▸ Exercise instructions:
Retype the full text about Boston, Indiana, word for word.

Boston is a town in Boston Township, Wayne County, Indiana, United States. As of the 2020 census, Boston had a population of 150.
==History==
Boston was named after Boston, Massachusetts.

Boston was originally called New Boston, and under the latter name was laid out and platted in 1832. The first post office in Boston was established in 1837.

On June 26, 1849, a cholera outbreak began, with the first death occurring the following day. Of the 120 residents at the time, 53 residents died over the following 5 weeks.

The Boston Township Council is composed of five members with a council president.

==Geography==
According to the 2010 census, Boston has a total area of 0.21 sqmi, all land.

▸ Dataset records:
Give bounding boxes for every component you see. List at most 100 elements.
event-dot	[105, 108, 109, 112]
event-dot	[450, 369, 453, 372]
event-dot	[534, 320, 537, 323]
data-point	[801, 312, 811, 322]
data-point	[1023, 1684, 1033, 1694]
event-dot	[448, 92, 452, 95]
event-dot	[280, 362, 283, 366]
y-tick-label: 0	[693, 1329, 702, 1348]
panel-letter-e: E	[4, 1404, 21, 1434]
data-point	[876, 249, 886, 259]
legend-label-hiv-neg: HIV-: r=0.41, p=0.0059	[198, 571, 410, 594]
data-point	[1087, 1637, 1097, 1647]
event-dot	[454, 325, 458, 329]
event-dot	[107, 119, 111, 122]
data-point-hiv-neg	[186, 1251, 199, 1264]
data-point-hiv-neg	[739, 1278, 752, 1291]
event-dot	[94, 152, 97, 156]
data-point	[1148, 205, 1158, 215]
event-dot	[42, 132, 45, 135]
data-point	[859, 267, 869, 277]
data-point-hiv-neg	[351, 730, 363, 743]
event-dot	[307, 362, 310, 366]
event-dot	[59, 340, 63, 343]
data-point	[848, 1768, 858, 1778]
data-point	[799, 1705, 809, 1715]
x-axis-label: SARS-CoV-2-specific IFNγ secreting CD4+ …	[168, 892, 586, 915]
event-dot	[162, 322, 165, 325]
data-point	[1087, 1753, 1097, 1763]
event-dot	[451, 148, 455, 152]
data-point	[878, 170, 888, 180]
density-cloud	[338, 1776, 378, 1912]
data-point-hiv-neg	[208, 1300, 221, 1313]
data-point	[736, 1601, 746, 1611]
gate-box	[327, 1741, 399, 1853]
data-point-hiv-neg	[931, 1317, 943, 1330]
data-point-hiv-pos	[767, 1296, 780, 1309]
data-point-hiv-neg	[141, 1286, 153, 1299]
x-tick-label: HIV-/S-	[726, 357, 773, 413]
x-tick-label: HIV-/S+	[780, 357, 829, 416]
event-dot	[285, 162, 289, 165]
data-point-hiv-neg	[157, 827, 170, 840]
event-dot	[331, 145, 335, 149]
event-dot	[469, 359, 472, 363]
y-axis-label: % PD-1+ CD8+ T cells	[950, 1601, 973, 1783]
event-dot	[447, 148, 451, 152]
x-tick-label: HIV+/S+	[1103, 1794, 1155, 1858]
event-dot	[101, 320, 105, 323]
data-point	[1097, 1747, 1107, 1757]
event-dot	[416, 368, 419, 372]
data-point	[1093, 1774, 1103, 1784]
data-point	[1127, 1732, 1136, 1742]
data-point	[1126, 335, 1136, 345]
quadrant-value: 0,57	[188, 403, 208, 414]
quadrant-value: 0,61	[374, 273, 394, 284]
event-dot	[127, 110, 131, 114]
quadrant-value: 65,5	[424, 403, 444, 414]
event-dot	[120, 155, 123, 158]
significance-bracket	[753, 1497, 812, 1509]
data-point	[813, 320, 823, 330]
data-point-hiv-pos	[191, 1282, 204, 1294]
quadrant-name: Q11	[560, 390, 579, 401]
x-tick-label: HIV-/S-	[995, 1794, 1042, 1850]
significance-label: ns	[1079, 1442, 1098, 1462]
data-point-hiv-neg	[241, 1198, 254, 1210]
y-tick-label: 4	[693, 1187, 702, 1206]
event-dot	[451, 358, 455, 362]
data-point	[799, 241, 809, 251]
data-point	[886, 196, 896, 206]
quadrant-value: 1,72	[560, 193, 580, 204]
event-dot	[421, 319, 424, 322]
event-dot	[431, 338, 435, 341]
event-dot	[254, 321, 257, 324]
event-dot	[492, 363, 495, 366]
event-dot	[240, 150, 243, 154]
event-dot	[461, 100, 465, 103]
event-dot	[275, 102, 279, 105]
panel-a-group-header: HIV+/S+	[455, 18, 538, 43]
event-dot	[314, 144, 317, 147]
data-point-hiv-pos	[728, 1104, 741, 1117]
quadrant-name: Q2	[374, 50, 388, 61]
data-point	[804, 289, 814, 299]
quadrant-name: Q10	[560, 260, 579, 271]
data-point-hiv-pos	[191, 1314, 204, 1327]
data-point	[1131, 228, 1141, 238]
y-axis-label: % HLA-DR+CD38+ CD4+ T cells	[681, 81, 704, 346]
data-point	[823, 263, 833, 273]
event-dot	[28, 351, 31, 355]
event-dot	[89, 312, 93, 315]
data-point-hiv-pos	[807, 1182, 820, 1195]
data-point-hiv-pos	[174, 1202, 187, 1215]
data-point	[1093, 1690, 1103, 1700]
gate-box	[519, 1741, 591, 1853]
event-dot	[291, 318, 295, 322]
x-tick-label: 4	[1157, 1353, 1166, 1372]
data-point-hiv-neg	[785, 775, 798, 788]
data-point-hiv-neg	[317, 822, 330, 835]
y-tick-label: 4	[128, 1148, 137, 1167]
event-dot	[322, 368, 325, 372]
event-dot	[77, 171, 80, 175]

▸ Result:
Boston is a town in Boston Township, Wayne County, Indiana, United States. As of the 2020 census, Boston had a population of 150.
==History==
Boston was named after Boston, Massachusetts.

Boston was originally called New Boston, and under the latter name was laid out and platted in 1832. The first post office in Boston was established in 1837.

On June 26, 1849, a cholera outbreak began, with the first death occurring the following day. Of the 120 residents at the time, 53 residents died over the following 5 weeks.

The Boston Township Council is composed of five members with a council president.

==Geography==
According to the 2010 census, Boston has a total area of 0.21 sqmi, all land.